## Data supplied
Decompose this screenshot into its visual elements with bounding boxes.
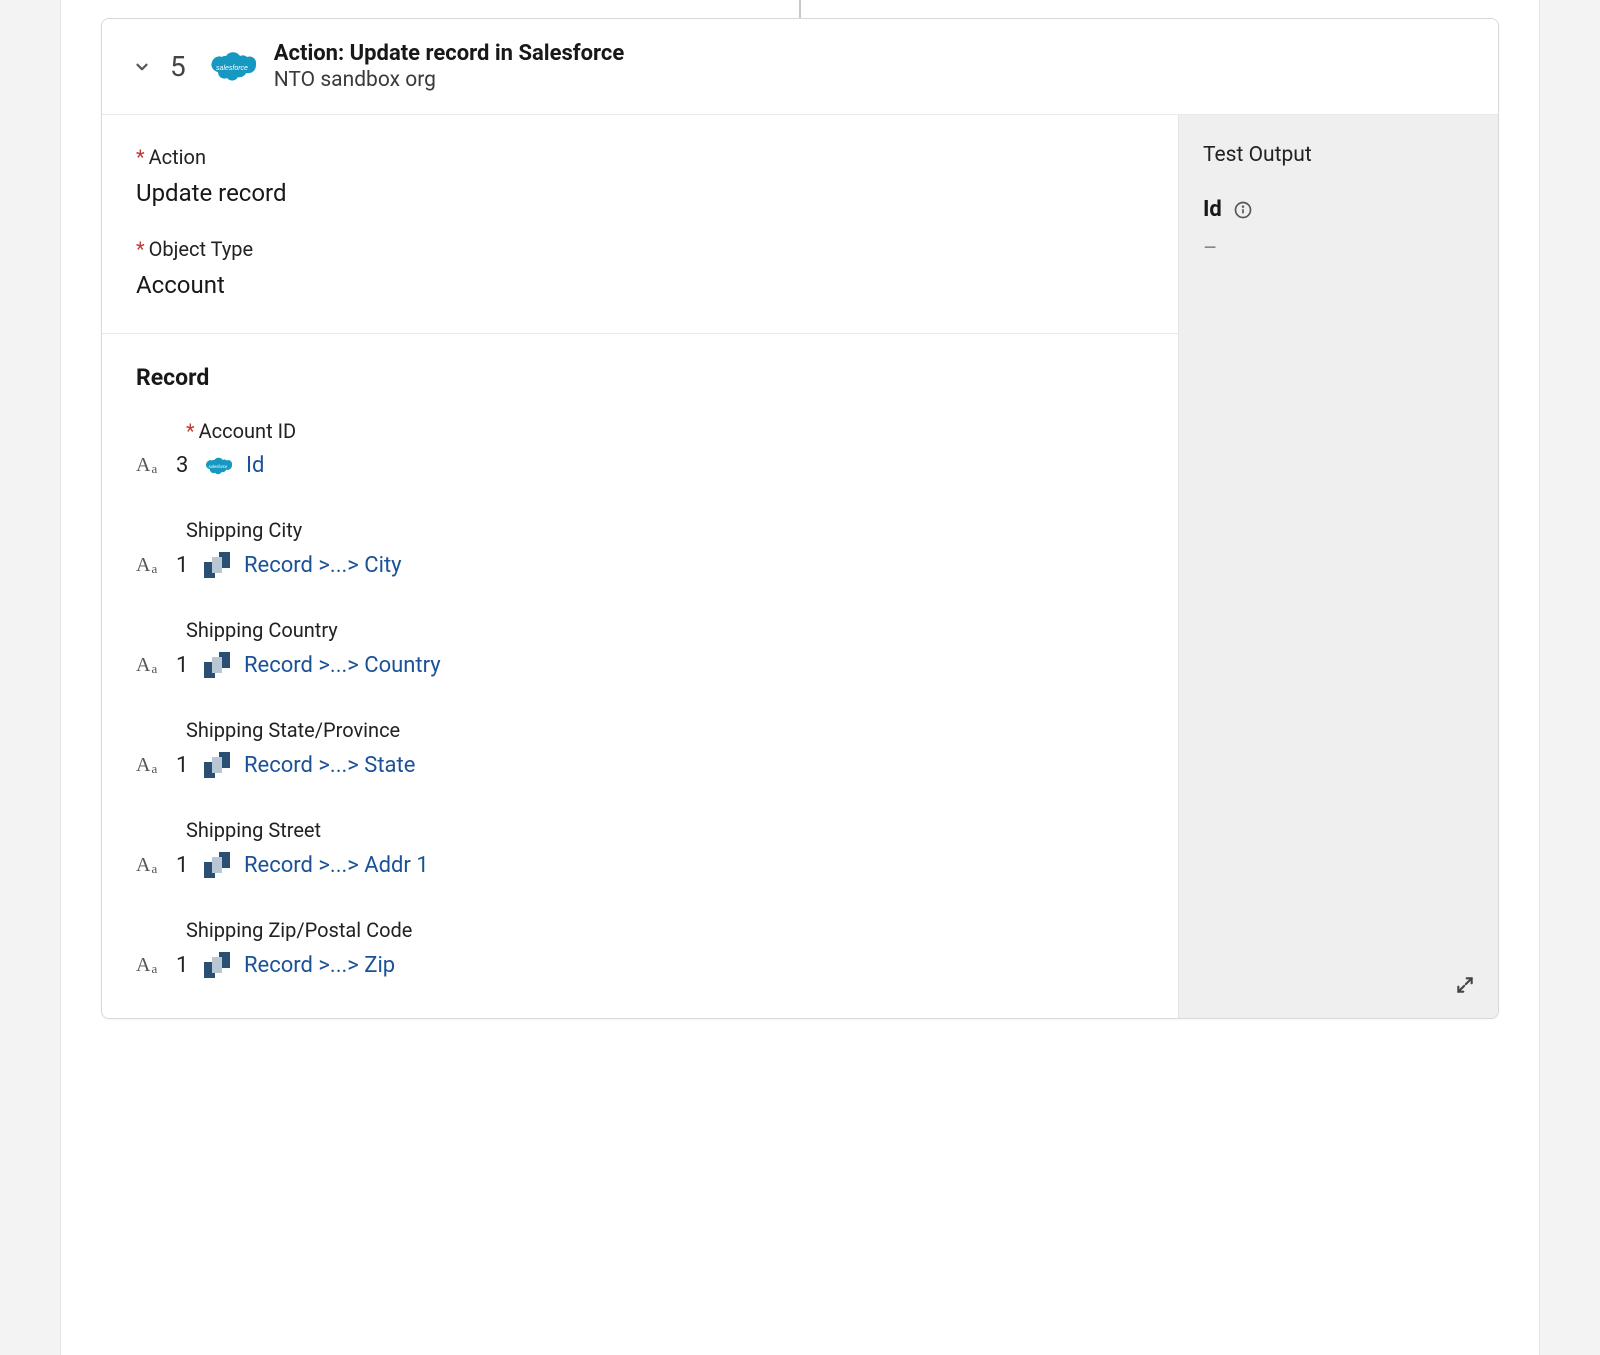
record-field-label: Shipping City <box>136 518 1144 542</box>
source-step-number: 1 <box>176 753 190 778</box>
output-id-label: Id <box>1203 197 1222 222</box>
netsuite-icon <box>204 852 230 878</box>
output-id-value: – <box>1203 236 1474 261</box>
record-field: Shipping State/Province Aa 1 Record >...> S… <box>136 718 1144 778</box>
netsuite-icon <box>204 652 230 678</box>
salesforce-icon: salesforce <box>204 456 232 476</box>
text-type-icon: Aa <box>136 654 162 677</box>
step-title: Action: Update record in Salesforce <box>274 41 625 66</box>
text-type-icon: Aa <box>136 954 162 977</box>
source-step-number: 1 <box>176 553 190 578</box>
record-field-label: Shipping Street <box>136 818 1144 842</box>
action-step-card: 5 salesforce Action: Update record in Sa… <box>101 18 1499 1019</box>
record-field-label: Shipping State/Province <box>136 718 1144 742</box>
source-step-number: 3 <box>176 453 190 478</box>
field-mapping-path[interactable]: Id <box>246 453 264 478</box>
record-field: Shipping Street Aa 1 Record >...> Addr 1 <box>136 818 1144 878</box>
netsuite-icon <box>204 752 230 778</box>
field-mapping-path[interactable]: Record >...> Addr 1 <box>244 853 429 878</box>
test-output-title: Test Output <box>1203 143 1474 167</box>
connector-line <box>799 0 801 18</box>
expand-icon[interactable] <box>1454 974 1476 996</box>
netsuite-icon <box>204 552 230 578</box>
source-step-number: 1 <box>176 953 190 978</box>
record-section-title: Record <box>136 364 1144 391</box>
text-type-icon: Aa <box>136 854 162 877</box>
action-label: *Action <box>136 145 1144 169</box>
netsuite-icon <box>204 952 230 978</box>
card-header[interactable]: 5 salesforce Action: Update record in Sa… <box>102 19 1498 115</box>
record-field: *Account ID Aa 3 salesforce Id <box>136 419 1144 478</box>
text-type-icon: Aa <box>136 454 162 477</box>
step-number: 5 <box>170 50 186 83</box>
record-field: Shipping Zip/Postal Code Aa 1 Record >...> … <box>136 918 1144 978</box>
action-value[interactable]: Update record <box>136 179 1144 207</box>
record-field-label: Shipping Zip/Postal Code <box>136 918 1144 942</box>
record-field-label: *Account ID <box>136 419 1144 443</box>
object-type-label: *Object Type <box>136 237 1144 261</box>
svg-text:salesforce: salesforce <box>216 65 248 72</box>
info-icon[interactable] <box>1232 199 1254 221</box>
record-field-label: Shipping Country <box>136 618 1144 642</box>
source-step-number: 1 <box>176 853 190 878</box>
step-subtitle: NTO sandbox org <box>274 68 625 92</box>
text-type-icon: Aa <box>136 754 162 777</box>
record-field: Shipping City Aa 1 Record >...> City <box>136 518 1144 578</box>
chevron-down-icon[interactable] <box>132 57 152 77</box>
test-output-panel: Test Output Id – <box>1178 115 1498 1018</box>
field-mapping-path[interactable]: Record >...> Zip <box>244 953 395 978</box>
text-type-icon: Aa <box>136 554 162 577</box>
field-mapping-path[interactable]: Record >...> Country <box>244 653 441 678</box>
salesforce-icon: salesforce <box>208 50 256 83</box>
svg-text:salesforce: salesforce <box>209 464 228 469</box>
source-step-number: 1 <box>176 653 190 678</box>
field-mapping-path[interactable]: Record >...> State <box>244 753 415 778</box>
field-mapping-path[interactable]: Record >...> City <box>244 553 402 578</box>
object-type-value[interactable]: Account <box>136 271 1144 299</box>
record-field: Shipping Country Aa 1 Record >...> Country <box>136 618 1144 678</box>
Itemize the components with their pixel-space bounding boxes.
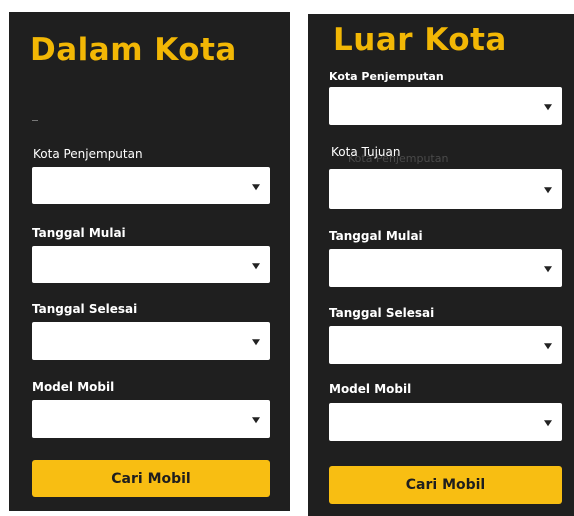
tanggal-selesai-select[interactable] (329, 326, 562, 364)
kota-tujuan-select[interactable] (329, 169, 562, 209)
dalam-kota-panel: Dalam Kota Kota Penjemputan Tanggal Mula… (9, 12, 290, 511)
caret-down-icon (252, 417, 260, 424)
cari-mobil-button[interactable]: Cari Mobil (32, 460, 270, 497)
kota-penjemputan-label: Kota Penjemputan (33, 147, 143, 161)
tanggal-selesai-select[interactable] (32, 322, 270, 360)
caret-down-icon (544, 343, 552, 350)
kota-penjemputan-select[interactable] (329, 87, 562, 125)
decorative-dash (32, 120, 38, 121)
luar-kota-panel: Luar Kota Kota Penjemputan Kota Penjempu… (308, 14, 574, 516)
caret-down-icon (544, 104, 552, 111)
caret-down-icon (544, 187, 552, 194)
tanggal-mulai-select[interactable] (329, 249, 562, 287)
tanggal-mulai-label: Tanggal Mulai (32, 226, 126, 240)
tanggal-mulai-label: Tanggal Mulai (329, 229, 423, 243)
cari-mobil-button[interactable]: Cari Mobil (329, 466, 562, 504)
caret-down-icon (252, 339, 260, 346)
caret-down-icon (252, 183, 260, 190)
model-mobil-select[interactable] (329, 403, 562, 441)
model-mobil-select[interactable] (32, 400, 270, 438)
model-mobil-label: Model Mobil (32, 380, 115, 394)
dalam-kota-title: Dalam Kota (30, 32, 237, 68)
kota-penjemputan-select[interactable] (32, 167, 270, 204)
kota-penjemputan-label: Kota Penjemputan (329, 70, 444, 83)
tanggal-mulai-select[interactable] (32, 246, 270, 283)
kota-tujuan-label: Kota Tujuan (331, 145, 401, 159)
model-mobil-label: Model Mobil (329, 382, 412, 396)
caret-down-icon (544, 266, 552, 273)
caret-down-icon (252, 262, 260, 269)
tanggal-selesai-label: Tanggal Selesai (329, 306, 435, 320)
tanggal-selesai-label: Tanggal Selesai (32, 302, 138, 316)
luar-kota-title: Luar Kota (333, 22, 507, 58)
caret-down-icon (544, 420, 552, 427)
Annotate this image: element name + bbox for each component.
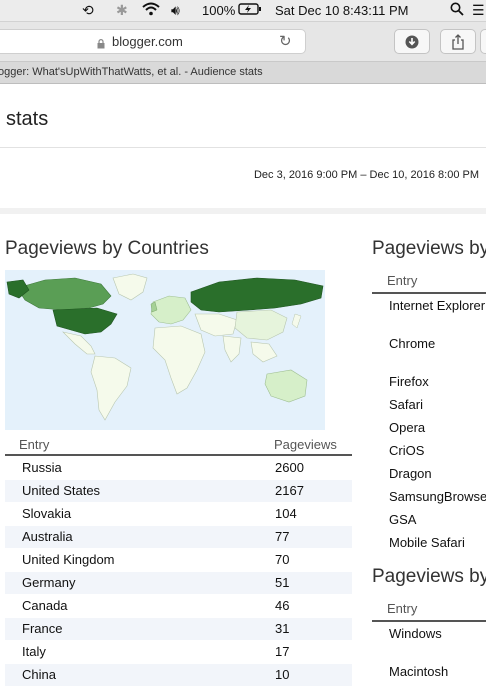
date-range-bar: Dec 3, 2016 9:00 PM – Dec 10, 2016 8:00 … <box>0 148 486 208</box>
browser-toolbar: blogger.com ↻ <box>0 22 486 62</box>
address-bar[interactable]: blogger.com ↻ <box>0 29 306 54</box>
browser-entry: Opera <box>389 420 426 435</box>
table-row: Italy 17 <box>5 641 352 663</box>
browser-entry: CriOS <box>389 443 425 458</box>
browser-entry: GSA <box>389 512 417 527</box>
browser-entry: Firefox <box>389 374 429 389</box>
table-row: Germany 51 <box>5 572 352 594</box>
country-pageviews: 77 <box>275 529 290 544</box>
os-entry: Macintosh <box>389 664 449 679</box>
browser-entry: Dragon <box>389 466 432 481</box>
country-pageviews: 2167 <box>275 483 304 498</box>
country-pageviews: 51 <box>275 575 290 590</box>
country-name: Germany <box>22 575 76 590</box>
browsers-col-entry[interactable]: Entry <box>387 273 417 288</box>
section-divider <box>0 208 486 214</box>
country-pageviews: 104 <box>275 506 297 521</box>
volume-icon[interactable]: 🔊︎ <box>171 2 180 19</box>
country-pageviews: 2600 <box>275 460 304 475</box>
country-name: Russia <box>22 460 62 475</box>
table-row: Russia 2600 <box>5 457 352 479</box>
mac-menubar: ⟲ ✱ 🔊︎ 100% Sat Dec 10 8:43:11 PM ☰ <box>0 0 486 22</box>
countries-col-pageviews[interactable]: Pageviews <box>274 437 337 452</box>
lock-icon <box>97 36 105 49</box>
download-icon <box>405 35 419 48</box>
notification-center-icon[interactable]: ☰ <box>472 2 485 19</box>
bluetooth-icon[interactable]: ✱ <box>116 2 128 19</box>
reload-icon[interactable]: ↻ <box>279 32 292 50</box>
browser-entry: SamsungBrowse <box>389 489 486 504</box>
wifi-icon[interactable] <box>142 2 160 19</box>
tab-active[interactable]: ogger: What'sUpWithThatWatts, et al. - A… <box>0 66 263 78</box>
table-row: United Kingdom 70 <box>5 549 352 571</box>
countries-section-title: Pageviews by Countries <box>5 238 209 259</box>
countries-col-entry[interactable]: Entry <box>19 437 49 452</box>
table-row: China 10 <box>5 664 352 686</box>
country-name: China <box>22 667 56 682</box>
menubar-clock[interactable]: Sat Dec 10 8:43:11 PM <box>275 3 408 18</box>
downloads-button[interactable] <box>394 29 430 54</box>
os-header-rule <box>372 620 486 622</box>
country-pageviews: 10 <box>275 667 290 682</box>
country-name: Slovakia <box>22 506 72 521</box>
spotlight-search-icon[interactable] <box>450 2 464 19</box>
os-entry: Windows <box>389 626 442 641</box>
time-machine-icon[interactable]: ⟲ <box>82 2 94 19</box>
browser-entry: Internet Explorer <box>389 298 486 313</box>
date-range-label[interactable]: Dec 3, 2016 9:00 PM – Dec 10, 2016 8:00 … <box>254 169 479 181</box>
world-map-svg <box>5 270 325 430</box>
country-pageviews: 17 <box>275 644 290 659</box>
battery-percent: 100% <box>202 3 236 18</box>
share-icon <box>452 33 464 50</box>
address-bar-url: blogger.com <box>112 34 183 49</box>
table-row: Australia 77 <box>5 526 352 548</box>
battery-charging-icon[interactable] <box>238 2 262 19</box>
country-name: United Kingdom <box>22 552 115 567</box>
country-pageviews: 31 <box>275 621 290 636</box>
os-section-title: Pageviews by <box>372 566 486 587</box>
table-row: United States 2167 <box>5 480 352 502</box>
table-row: Slovakia 104 <box>5 503 352 525</box>
browsers-header-rule <box>372 292 486 294</box>
country-name: United States <box>22 483 101 498</box>
country-pageviews: 46 <box>275 598 290 613</box>
page-header: stats <box>0 84 486 148</box>
page-title: stats <box>6 108 49 130</box>
browser-entry: Chrome <box>389 336 436 351</box>
country-name: France <box>22 621 63 636</box>
tab-strip: ogger: What'sUpWithThatWatts, et al. - A… <box>0 62 486 84</box>
countries-header-rule <box>5 454 352 456</box>
table-row: Canada 46 <box>5 595 352 617</box>
browser-entry: Safari <box>389 397 423 412</box>
share-button[interactable] <box>440 29 476 54</box>
tabs-button[interactable] <box>480 29 486 54</box>
world-map[interactable] <box>5 270 325 430</box>
country-pageviews: 70 <box>275 552 290 567</box>
country-name: Australia <box>22 529 73 544</box>
country-name: Italy <box>22 644 46 659</box>
country-name: Canada <box>22 598 68 613</box>
browser-entry: Mobile Safari <box>389 535 465 550</box>
os-col-entry[interactable]: Entry <box>387 601 417 616</box>
browsers-section-title: Pageviews by <box>372 238 486 259</box>
table-row: France 31 <box>5 618 352 640</box>
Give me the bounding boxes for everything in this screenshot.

## Your objective
Quote the items starting at the line containing "date-range-bar: Dec 3, 2016" and ending after the line containing "notification-center-icon[interactable]: ☰ <box>472", reproducing each line exactly.

## Correct response
date-range-bar: Dec 3, 2016 9:00 PM – Dec 10, 2016 8:00 … <box>0 148 486 208</box>
browser-toolbar: blogger.com ↻ <box>0 22 486 62</box>
address-bar[interactable]: blogger.com ↻ <box>0 29 306 54</box>
browser-entry: Opera <box>389 420 426 435</box>
table-row: Italy 17 <box>5 641 352 663</box>
browser-entry: CriOS <box>389 443 425 458</box>
browser-entry: GSA <box>389 512 417 527</box>
browser-entry: Firefox <box>389 374 429 389</box>
table-row: Germany 51 <box>5 572 352 594</box>
country-pageviews: 77 <box>275 529 290 544</box>
os-entry: Macintosh <box>389 664 449 679</box>
browser-entry: Dragon <box>389 466 432 481</box>
country-pageviews: 2167 <box>275 483 304 498</box>
country-pageviews: 51 <box>275 575 290 590</box>
country-name: Germany <box>22 575 76 590</box>
browsers-col-entry[interactable]: Entry <box>387 273 417 288</box>
section-divider <box>0 208 486 214</box>
country-pageviews: 104 <box>275 506 297 521</box>
volume-icon[interactable]: 🔊︎ <box>171 2 180 19</box>
country-pageviews: 2600 <box>275 460 304 475</box>
country-name: Russia <box>22 460 62 475</box>
table-row: Russia 2600 <box>5 457 352 479</box>
mac-menubar: ⟲ ✱ 🔊︎ 100% Sat Dec 10 8:43:11 PM ☰ <box>0 0 486 22</box>
countries-col-pageviews[interactable]: Pageviews <box>274 437 337 452</box>
lock-icon <box>97 36 105 49</box>
download-icon <box>405 35 419 48</box>
notification-center-icon[interactable]: ☰ <box>472 2 485 19</box>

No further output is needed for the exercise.